── STORED DATA ──

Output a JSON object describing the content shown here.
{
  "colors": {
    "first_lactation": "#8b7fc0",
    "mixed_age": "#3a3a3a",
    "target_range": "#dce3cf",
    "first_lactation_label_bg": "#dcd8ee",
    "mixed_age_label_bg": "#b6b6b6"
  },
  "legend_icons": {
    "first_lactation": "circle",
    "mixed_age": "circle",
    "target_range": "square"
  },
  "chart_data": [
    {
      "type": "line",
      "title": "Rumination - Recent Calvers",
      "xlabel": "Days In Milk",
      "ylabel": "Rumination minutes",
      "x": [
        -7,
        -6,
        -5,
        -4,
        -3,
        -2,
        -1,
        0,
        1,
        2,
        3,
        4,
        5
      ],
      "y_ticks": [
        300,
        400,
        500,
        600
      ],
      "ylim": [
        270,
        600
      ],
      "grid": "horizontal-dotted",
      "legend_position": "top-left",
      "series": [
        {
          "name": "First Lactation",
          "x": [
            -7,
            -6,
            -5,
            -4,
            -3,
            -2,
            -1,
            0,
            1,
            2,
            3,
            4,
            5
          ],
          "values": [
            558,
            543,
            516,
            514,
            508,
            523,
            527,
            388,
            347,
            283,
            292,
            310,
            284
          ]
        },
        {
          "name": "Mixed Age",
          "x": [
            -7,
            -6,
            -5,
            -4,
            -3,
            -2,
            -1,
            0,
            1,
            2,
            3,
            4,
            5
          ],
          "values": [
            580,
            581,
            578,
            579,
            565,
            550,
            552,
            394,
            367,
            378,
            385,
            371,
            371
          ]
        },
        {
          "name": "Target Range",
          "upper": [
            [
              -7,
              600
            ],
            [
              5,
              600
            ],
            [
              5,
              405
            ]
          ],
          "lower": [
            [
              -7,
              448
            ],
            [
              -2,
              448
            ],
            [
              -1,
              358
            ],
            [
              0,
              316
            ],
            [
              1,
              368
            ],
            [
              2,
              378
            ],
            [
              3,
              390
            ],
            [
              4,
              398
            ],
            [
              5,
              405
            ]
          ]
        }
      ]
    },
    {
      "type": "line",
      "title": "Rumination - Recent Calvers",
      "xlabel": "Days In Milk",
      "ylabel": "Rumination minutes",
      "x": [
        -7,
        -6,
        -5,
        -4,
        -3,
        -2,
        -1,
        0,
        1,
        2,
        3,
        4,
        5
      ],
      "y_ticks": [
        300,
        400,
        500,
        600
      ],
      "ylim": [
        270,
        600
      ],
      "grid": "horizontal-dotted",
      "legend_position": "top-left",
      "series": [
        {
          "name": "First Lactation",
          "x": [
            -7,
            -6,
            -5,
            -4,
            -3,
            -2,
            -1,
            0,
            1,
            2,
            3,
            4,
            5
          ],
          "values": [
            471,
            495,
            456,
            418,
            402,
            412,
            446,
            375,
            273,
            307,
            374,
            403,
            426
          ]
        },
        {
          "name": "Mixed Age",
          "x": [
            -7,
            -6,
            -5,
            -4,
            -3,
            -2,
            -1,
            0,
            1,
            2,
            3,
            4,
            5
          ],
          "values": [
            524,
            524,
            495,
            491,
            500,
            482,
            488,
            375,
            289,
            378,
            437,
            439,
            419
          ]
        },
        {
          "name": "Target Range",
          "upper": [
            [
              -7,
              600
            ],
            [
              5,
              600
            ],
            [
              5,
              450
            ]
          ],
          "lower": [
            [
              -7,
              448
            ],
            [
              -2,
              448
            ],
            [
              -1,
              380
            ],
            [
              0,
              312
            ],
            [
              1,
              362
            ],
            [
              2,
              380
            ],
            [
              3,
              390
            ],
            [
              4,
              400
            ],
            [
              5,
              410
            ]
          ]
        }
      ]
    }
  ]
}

───

Extract, word for word, each line of the listing above.

**OUTPUT OF THE TASK:**
Output a JSON object describing the content shown here.
{
  "colors": {
    "first_lactation": "#8b7fc0",
    "mixed_age": "#3a3a3a",
    "target_range": "#dce3cf",
    "first_lactation_label_bg": "#dcd8ee",
    "mixed_age_label_bg": "#b6b6b6"
  },
  "legend_icons": {
    "first_lactation": "circle",
    "mixed_age": "circle",
    "target_range": "square"
  },
  "chart_data": [
    {
      "type": "line",
      "title": "Rumination - Recent Calvers",
      "xlabel": "Days In Milk",
      "ylabel": "Rumination minutes",
      "x": [
        -7,
        -6,
        -5,
        -4,
        -3,
        -2,
        -1,
        0,
        1,
        2,
        3,
        4,
        5
      ],
      "y_ticks": [
        300,
        400,
        500,
        600
      ],
      "ylim": [
        270,
        600
      ],
      "grid": "horizontal-dotted",
      "legend_position": "top-left",
      "series": [
        {
          "name": "First Lactation",
          "x": [
            -7,
            -6,
            -5,
            -4,
            -3,
            -2,
            -1,
            0,
            1,
            2,
            3,
            4,
            5
          ],
          "values": [
            558,
            543,
            516,
            514,
            508,
            523,
            527,
            388,
            347,
            283,
            292,
            310,
            284
          ]
        },
        {
          "name": "Mixed Age",
          "x": [
            -7,
            -6,
            -5,
            -4,
            -3,
            -2,
            -1,
            0,
            1,
            2,
            3,
            4,
            5
          ],
          "values": [
            580,
            581,
            578,
            579,
            565,
            550,
            552,
            394,
            367,
            378,
            385,
            371,
            371
          ]
        },
        {
          "name": "Target Range",
          "upper": [
            [
              -7,
              600
            ],
            [
              5,
              600
            ],
            [
              5,
              405
            ]
          ],
          "lower": [
            [
              -7,
              448
            ],
            [
              -2,
              448
            ],
            [
              -1,
              358
            ],
            [
              0,
              316
            ],
            [
              1,
              368
            ],
            [
              2,
              378
            ],
            [
              3,
              390
            ],
            [
              4,
              398
            ],
            [
              5,
              405
            ]
          ]
        }
      ]
    },
    {
      "type": "line",
      "title": "Rumination - Recent Calvers",
      "xlabel": "Days In Milk",
      "ylabel": "Rumination minutes",
      "x": [
        -7,
        -6,
        -5,
        -4,
        -3,
        -2,
        -1,
        0,
        1,
        2,
        3,
        4,
        5
      ],
      "y_ticks": [
        300,
        400,
        500,
        600
      ],
      "ylim": [
        270,
        600
      ],
      "grid": "horizontal-dotted",
      "legend_position": "top-left",
      "series": [
        {
          "name": "First Lactation",
          "x": [
            -7,
            -6,
            -5,
            -4,
            -3,
            -2,
            -1,
            0,
            1,
            2,
            3,
            4,
            5
          ],
          "values": [
            471,
            495,
            456,
            418,
            402,
            412,
            446,
            375,
            273,
            307,
            374,
            403,
            426
          ]
        },
        {
          "name": "Mixed Age",
          "x": [
            -7,
            -6,
            -5,
            -4,
            -3,
            -2,
            -1,
            0,
            1,
            2,
            3,
            4,
            5
          ],
          "values": [
            524,
            524,
            495,
            491,
            500,
            482,
            488,
            375,
            289,
            378,
            437,
            439,
            419
          ]
        },
        {
          "name": "Target Range",
          "upper": [
            [
              -7,
              600
            ],
            [
              5,
              600
            ],
            [
              5,
              450
            ]
          ],
          "lower": [
            [
              -7,
              448
            ],
            [
              -2,
              448
            ],
            [
              -1,
              380
            ],
            [
              0,
              312
            ],
            [
              1,
              362
            ],
            [
              2,
              380
            ],
            [
              3,
              390
            ],
            [
              4,
              400
            ],
            [
              5,
              410
            ]
          ]
        }
      ]
    }
  ]
}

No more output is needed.